Work required
Transcribe every entry word for word. Skip the pictures.

>> begin

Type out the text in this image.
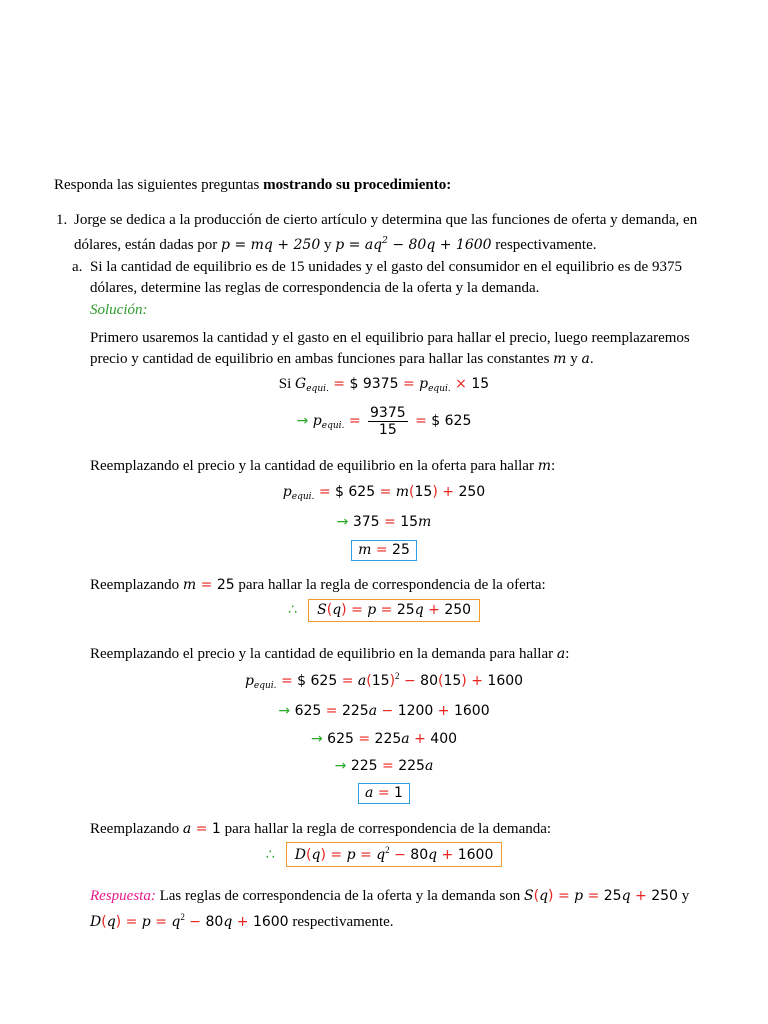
Responda las siguientes preguntas mostrando su procedimiento:
1. Jorge se dedica a la producción de cierto artículo y determina que las funciones de oferta y demanda, en dólares, están dadas por p = mq + 250 y $p = aq^2 - 80q + 1600$ respectivamente.
a. Si la cantidad de equilibrio es de 15 unidades y el gasto del consumidor en el equilibrio es de 9375 dólares, determine las reglas de correspondencia de la oferta y la demanda.
Solución:
Primero usaremos la cantidad y el gasto en el equilibrio para hallar el precio, luego reemplazaremos precio y cantidad de equilibrio en ambas funciones para hallar las constantes m y a.
Si $G_{equi.}$ = $ $9375 = p_{equi.} \times 15$
→ $p_{equi.} = \frac{9375}{15}$ = $ 625
Reemplazando el precio y la cantidad de equilibrio en la oferta para hallar m:
$p_{equi.}$ = $ 625 = m(15) + 250
→ 375 = 15m
m = 25
Reemplazando m = 25 para hallar la regla de correspondencia de la oferta:
∴ S(q) = p = 25q + 250
Reemplazando el precio y la cantidad de equilibrio en la demanda para hallar a:
$p_{equi.}$ = $ $625 = a(15)^2 - 80(15) + 1600$
→ 625 = 225a − 1200 + 1600
→ 625 = 225a + 400
→ 225 = 225a
a = 1
Reemplazando a = 1 para hallar la regla de correspondencia de la demanda:
∴ $D(q) = p = q^2 - 80q + 1600$
Respuesta: Las reglas de correspondencia de la oferta y la demanda son S(q) = p = 25q + 250 y
$D(q) = p = q^2 - 80q + 1600$ respectivamente.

>> end

Solution for this task
Type out the text in this image.
Responda las siguientes preguntas mostrando su procedimiento:
1. Jorge se dedica a la producción de cierto artículo y determina que las funciones de oferta y demanda, en dólares, están dadas por p = mq + 250 y $p = aq^2 - 80q + 1600$ respectivamente.
a. Si la cantidad de equilibrio es de 15 unidades y el gasto del consumidor en el equilibrio es de 9375 dólares, determine las reglas de correspondencia de la oferta y la demanda.
Solución:
Primero usaremos la cantidad y el gasto en el equilibrio para hallar el precio, luego reemplazaremos precio y cantidad de equilibrio en ambas funciones para hallar las constantes m y a.
Si $G_{equi.}$ = $ $9375 = p_{equi.} \times 15$
→ $p_{equi.} = \frac{9375}{15}$ = $ 625
Reemplazando el precio y la cantidad de equilibrio en la oferta para hallar m:
$p_{equi.}$ = $ 625 = m(15) + 250
→ 375 = 15m
m = 25
Reemplazando m = 25 para hallar la regla de correspondencia de la oferta:
∴ S(q) = p = 25q + 250
Reemplazando el precio y la cantidad de equilibrio en la demanda para hallar a:
$p_{equi.}$ = $ $625 = a(15)^2 - 80(15) + 1600$
→ 625 = 225a − 1200 + 1600
→ 625 = 225a + 400
→ 225 = 225a
a = 1
Reemplazando a = 1 para hallar la regla de correspondencia de la demanda:
∴ $D(q) = p = q^2 - 80q + 1600$
Respuesta: Las reglas de correspondencia de la oferta y la demanda son S(q) = p = 25q + 250 y
$D(q) = p = q^2 - 80q + 1600$ respectivamente.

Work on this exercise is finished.